··· PROVIDED ENTRIES ···

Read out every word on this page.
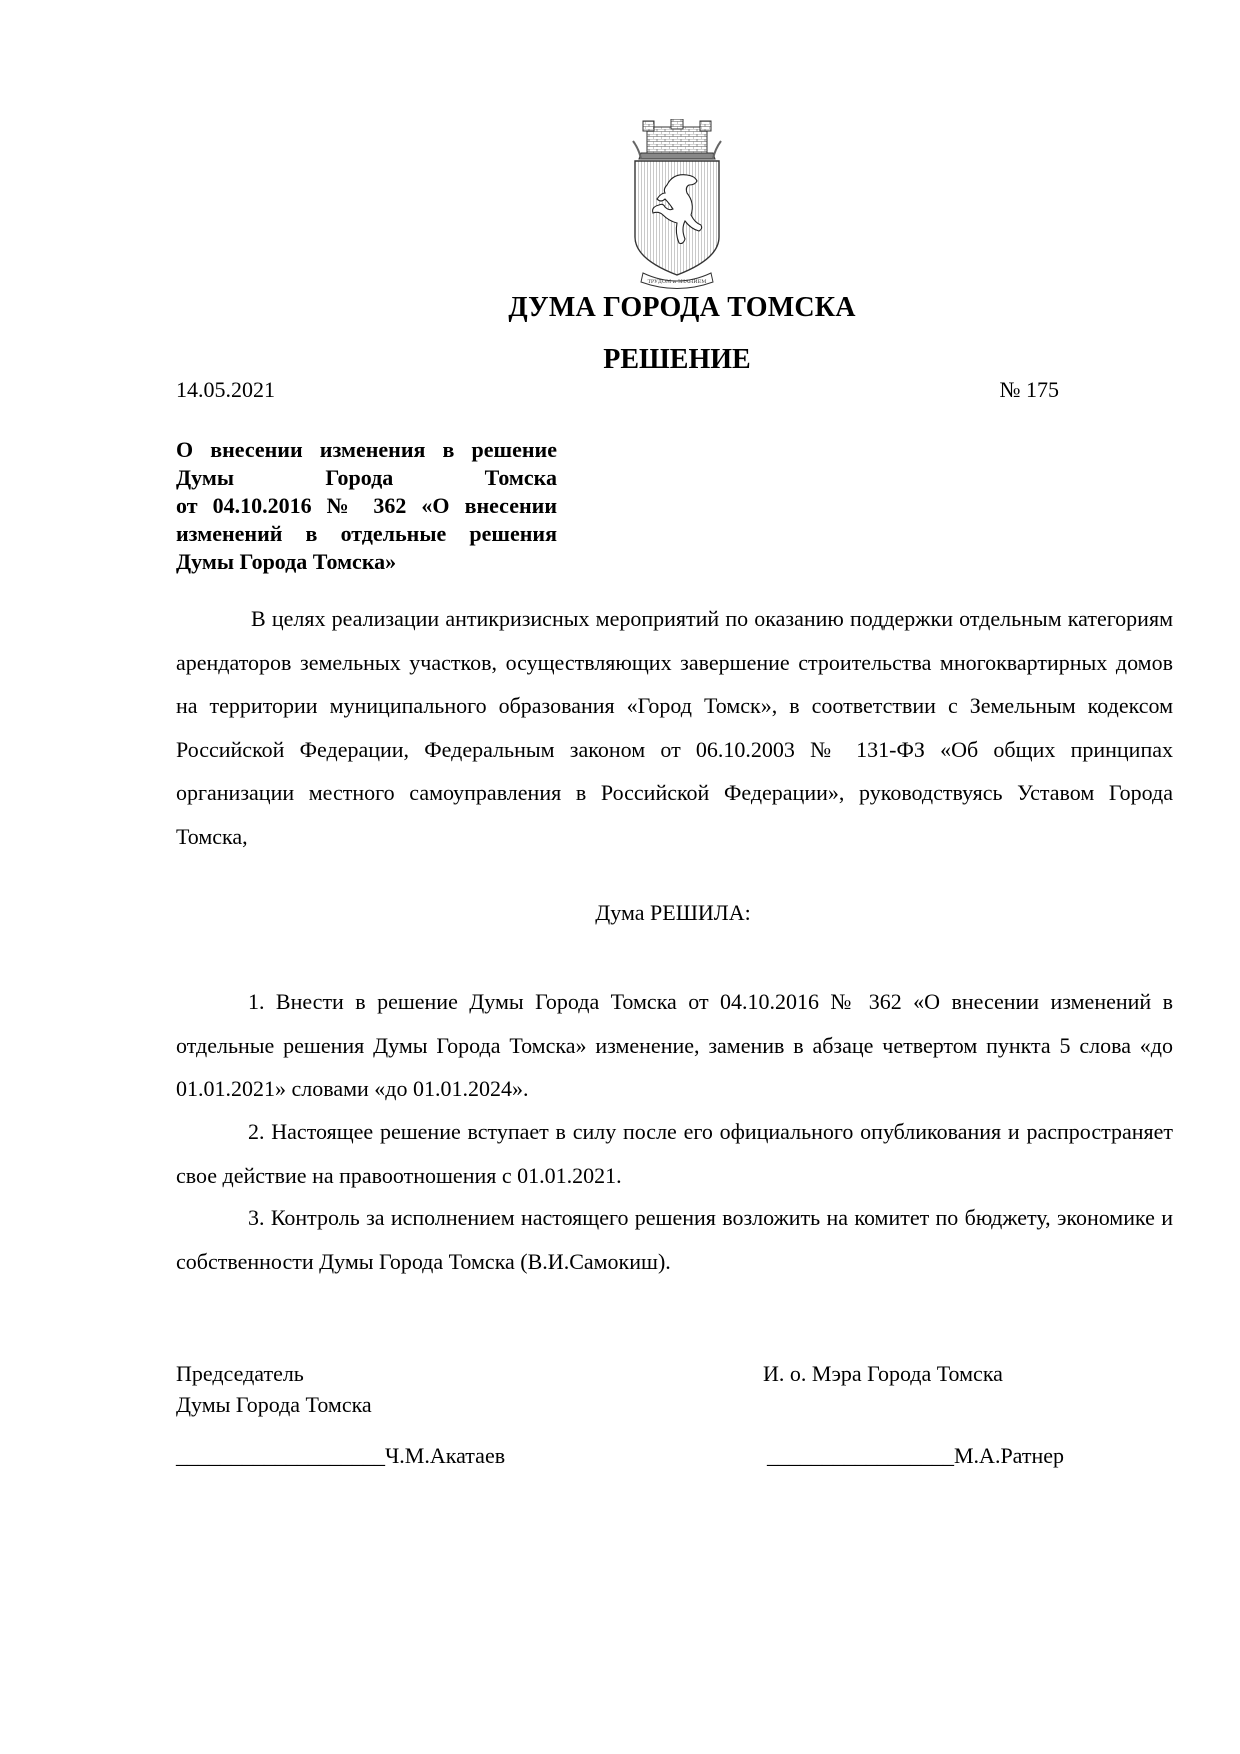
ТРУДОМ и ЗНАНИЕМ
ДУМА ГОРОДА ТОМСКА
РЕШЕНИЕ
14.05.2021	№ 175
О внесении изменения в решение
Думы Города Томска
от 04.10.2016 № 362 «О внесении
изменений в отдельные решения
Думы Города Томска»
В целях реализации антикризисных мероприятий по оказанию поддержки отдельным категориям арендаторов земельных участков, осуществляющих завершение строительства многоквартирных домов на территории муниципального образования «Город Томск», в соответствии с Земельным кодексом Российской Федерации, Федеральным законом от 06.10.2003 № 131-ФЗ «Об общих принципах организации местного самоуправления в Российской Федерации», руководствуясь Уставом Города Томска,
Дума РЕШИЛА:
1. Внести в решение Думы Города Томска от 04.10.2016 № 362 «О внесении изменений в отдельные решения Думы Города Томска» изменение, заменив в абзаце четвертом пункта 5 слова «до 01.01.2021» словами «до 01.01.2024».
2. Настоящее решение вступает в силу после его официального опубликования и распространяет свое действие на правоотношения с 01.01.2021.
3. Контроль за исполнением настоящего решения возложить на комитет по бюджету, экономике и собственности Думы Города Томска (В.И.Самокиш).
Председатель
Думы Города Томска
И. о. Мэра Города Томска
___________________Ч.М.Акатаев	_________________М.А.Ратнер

···

EXERCISE AIM: Search the records for the word "Думы", then list every line that has it.

REPLY TO THE TASK:
Думы Города Томска
Думы Города Томска»
1. Внести в решение Думы Города Томска от 04.10.2016 № 362 «О внесении изменений в отдельные решения Думы Города Томска» изменение, заменив в абзаце четвертом пункта 5 слова «до 01.01.2021» словами «до 01.01.2024».
3. Контроль за исполнением настоящего решения возложить на комитет по бюджету, экономике и собственности Думы Города Томска (В.И.Самокиш).
Думы Города Томска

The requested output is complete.